WORK TO BE COMPLETED: Filter the entries, keeping every line with the word "externalities".

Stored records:
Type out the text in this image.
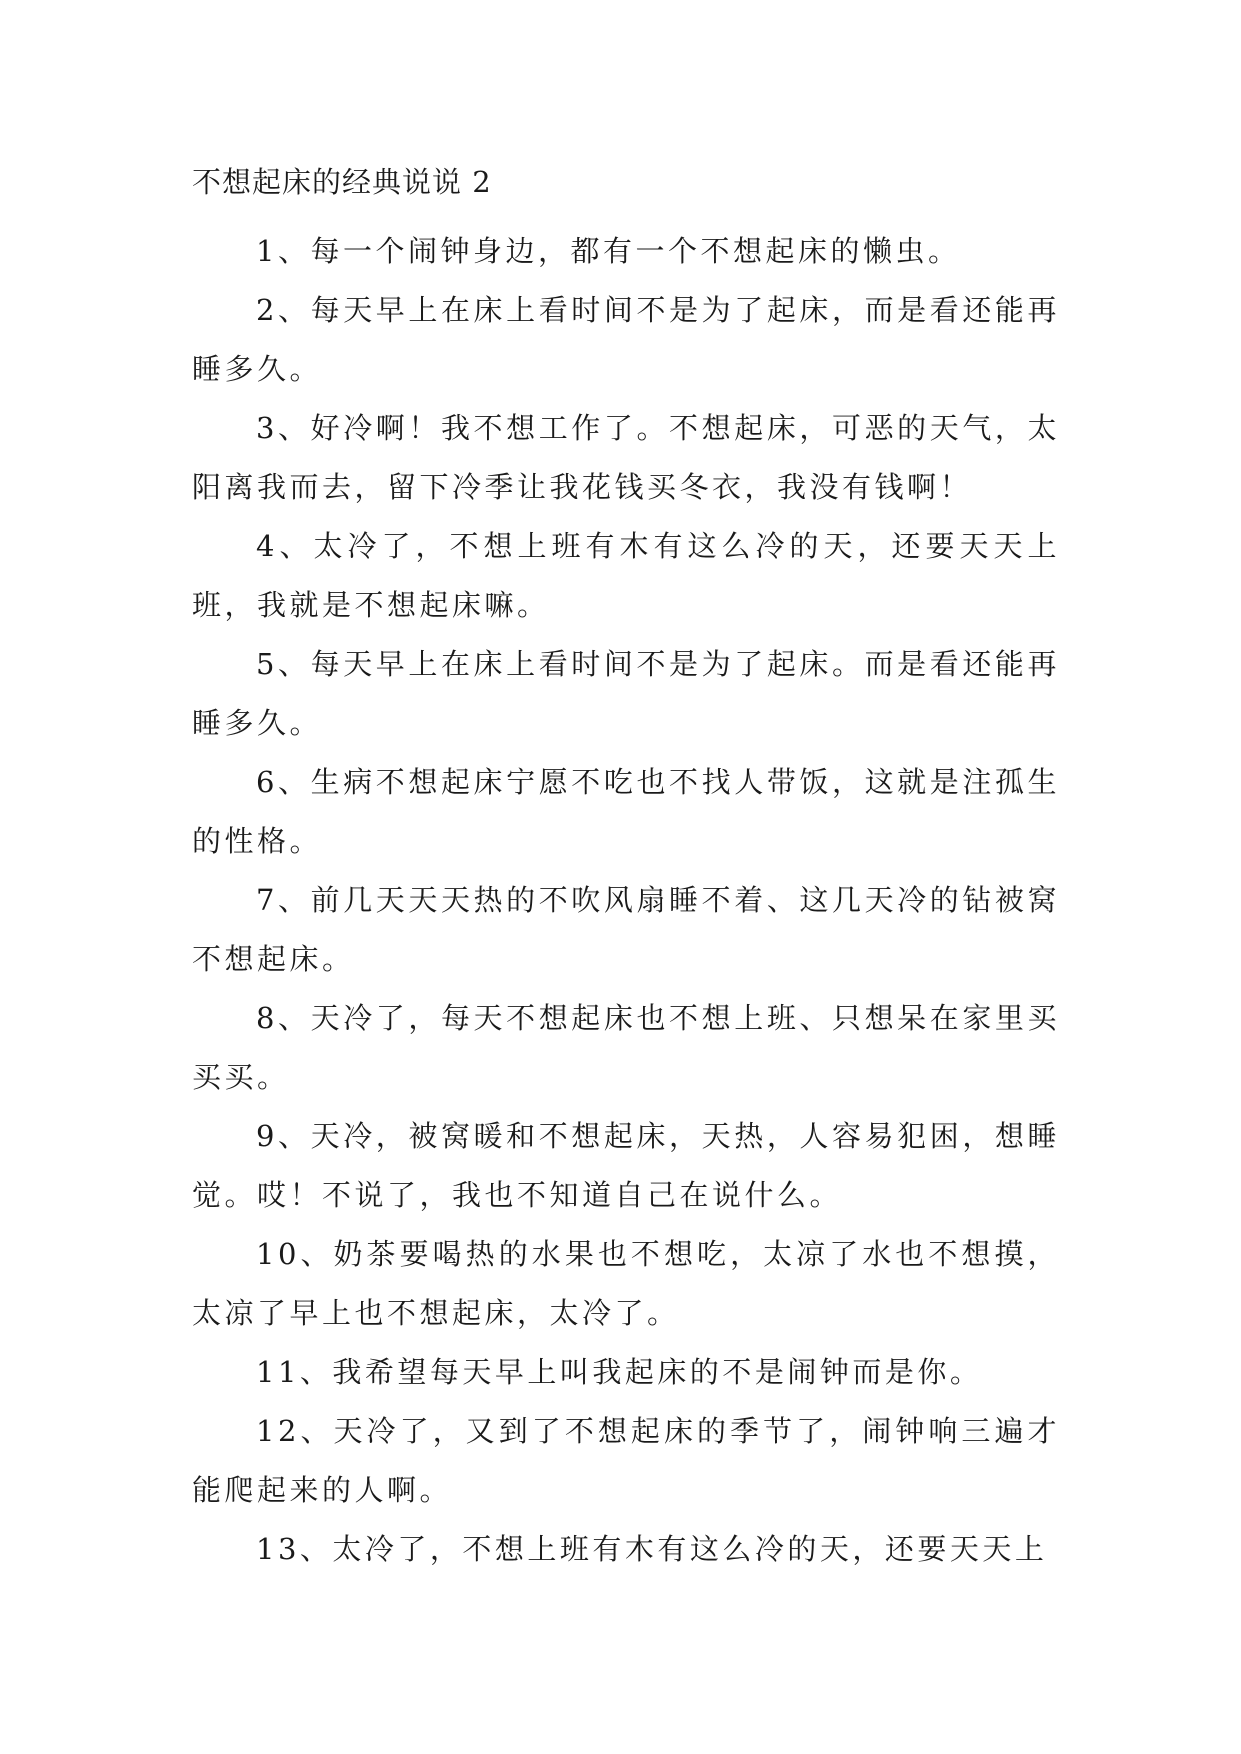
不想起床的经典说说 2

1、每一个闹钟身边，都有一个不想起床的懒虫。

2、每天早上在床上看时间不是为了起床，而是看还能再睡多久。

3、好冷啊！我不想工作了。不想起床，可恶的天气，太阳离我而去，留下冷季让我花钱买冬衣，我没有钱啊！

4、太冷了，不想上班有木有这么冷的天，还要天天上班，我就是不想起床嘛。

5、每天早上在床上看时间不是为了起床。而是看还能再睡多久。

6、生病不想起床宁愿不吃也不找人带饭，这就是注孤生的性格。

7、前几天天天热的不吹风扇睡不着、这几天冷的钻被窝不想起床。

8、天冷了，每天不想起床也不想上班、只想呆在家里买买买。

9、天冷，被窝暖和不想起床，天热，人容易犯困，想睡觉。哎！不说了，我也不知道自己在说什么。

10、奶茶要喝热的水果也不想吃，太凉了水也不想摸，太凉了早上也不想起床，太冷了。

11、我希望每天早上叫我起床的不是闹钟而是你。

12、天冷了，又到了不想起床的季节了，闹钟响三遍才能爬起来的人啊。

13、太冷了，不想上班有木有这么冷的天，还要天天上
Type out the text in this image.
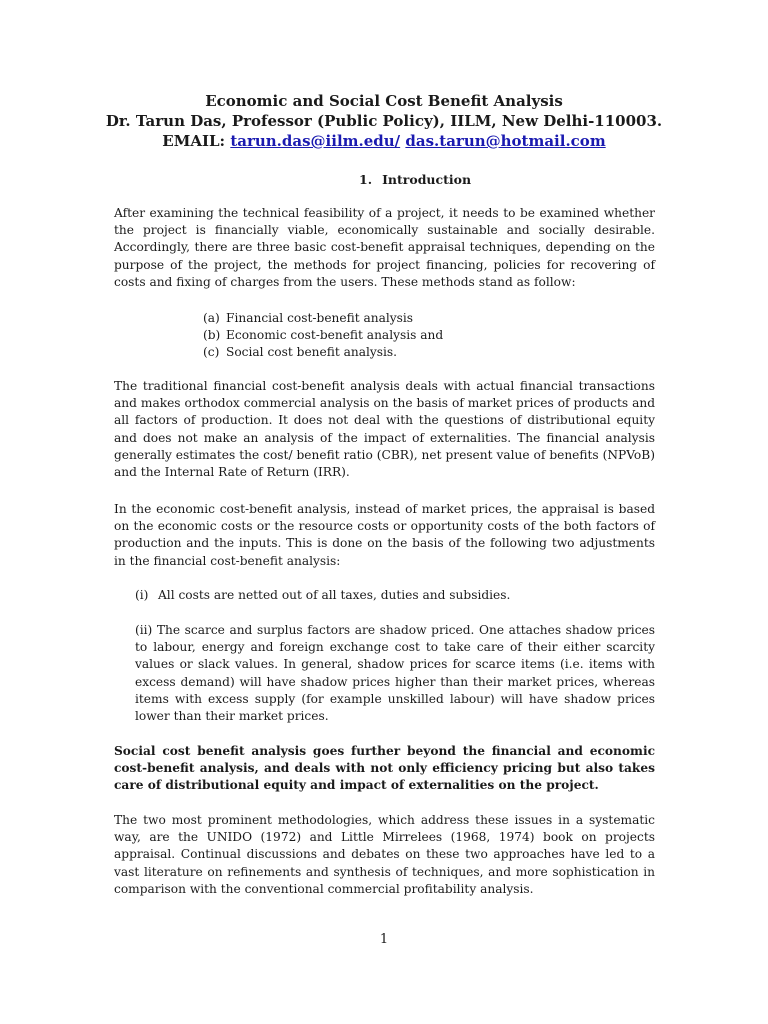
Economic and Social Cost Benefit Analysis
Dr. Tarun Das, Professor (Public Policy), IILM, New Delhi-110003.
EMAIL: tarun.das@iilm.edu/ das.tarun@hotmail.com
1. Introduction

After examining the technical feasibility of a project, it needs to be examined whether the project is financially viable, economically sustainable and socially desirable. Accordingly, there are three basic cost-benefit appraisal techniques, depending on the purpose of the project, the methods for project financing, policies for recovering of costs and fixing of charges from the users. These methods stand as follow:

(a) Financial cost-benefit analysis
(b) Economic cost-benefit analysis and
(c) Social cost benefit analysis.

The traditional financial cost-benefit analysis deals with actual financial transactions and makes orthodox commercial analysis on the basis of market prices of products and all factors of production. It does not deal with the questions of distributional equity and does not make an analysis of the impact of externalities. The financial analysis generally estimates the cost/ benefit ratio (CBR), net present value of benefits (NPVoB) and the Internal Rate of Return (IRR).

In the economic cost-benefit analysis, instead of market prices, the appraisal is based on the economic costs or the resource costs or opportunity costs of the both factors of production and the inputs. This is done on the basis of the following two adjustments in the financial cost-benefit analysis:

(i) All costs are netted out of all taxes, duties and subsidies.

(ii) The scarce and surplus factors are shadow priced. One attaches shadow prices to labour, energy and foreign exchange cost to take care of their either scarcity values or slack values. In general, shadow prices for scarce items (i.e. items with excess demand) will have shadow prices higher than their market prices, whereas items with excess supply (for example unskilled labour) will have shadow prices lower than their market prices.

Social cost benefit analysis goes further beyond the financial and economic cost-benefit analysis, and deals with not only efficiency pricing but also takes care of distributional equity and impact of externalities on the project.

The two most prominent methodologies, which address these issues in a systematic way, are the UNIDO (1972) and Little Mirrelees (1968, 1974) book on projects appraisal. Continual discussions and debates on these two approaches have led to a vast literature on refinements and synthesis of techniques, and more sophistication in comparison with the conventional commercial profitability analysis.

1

REPLY:
The traditional financial cost-benefit analysis deals with actual financial transactions and makes orthodox commercial analysis on the basis of market prices of products and all factors of production. It does not deal with the questions of distributional equity and does not make an analysis of the impact of externalities. The financial analysis generally estimates the cost/ benefit ratio (CBR), net present value of benefits (NPVoB) and the Internal Rate of Return (IRR).
Social cost benefit analysis goes further beyond the financial and economic cost-benefit analysis, and deals with not only efficiency pricing but also takes care of distributional equity and impact of externalities on the project.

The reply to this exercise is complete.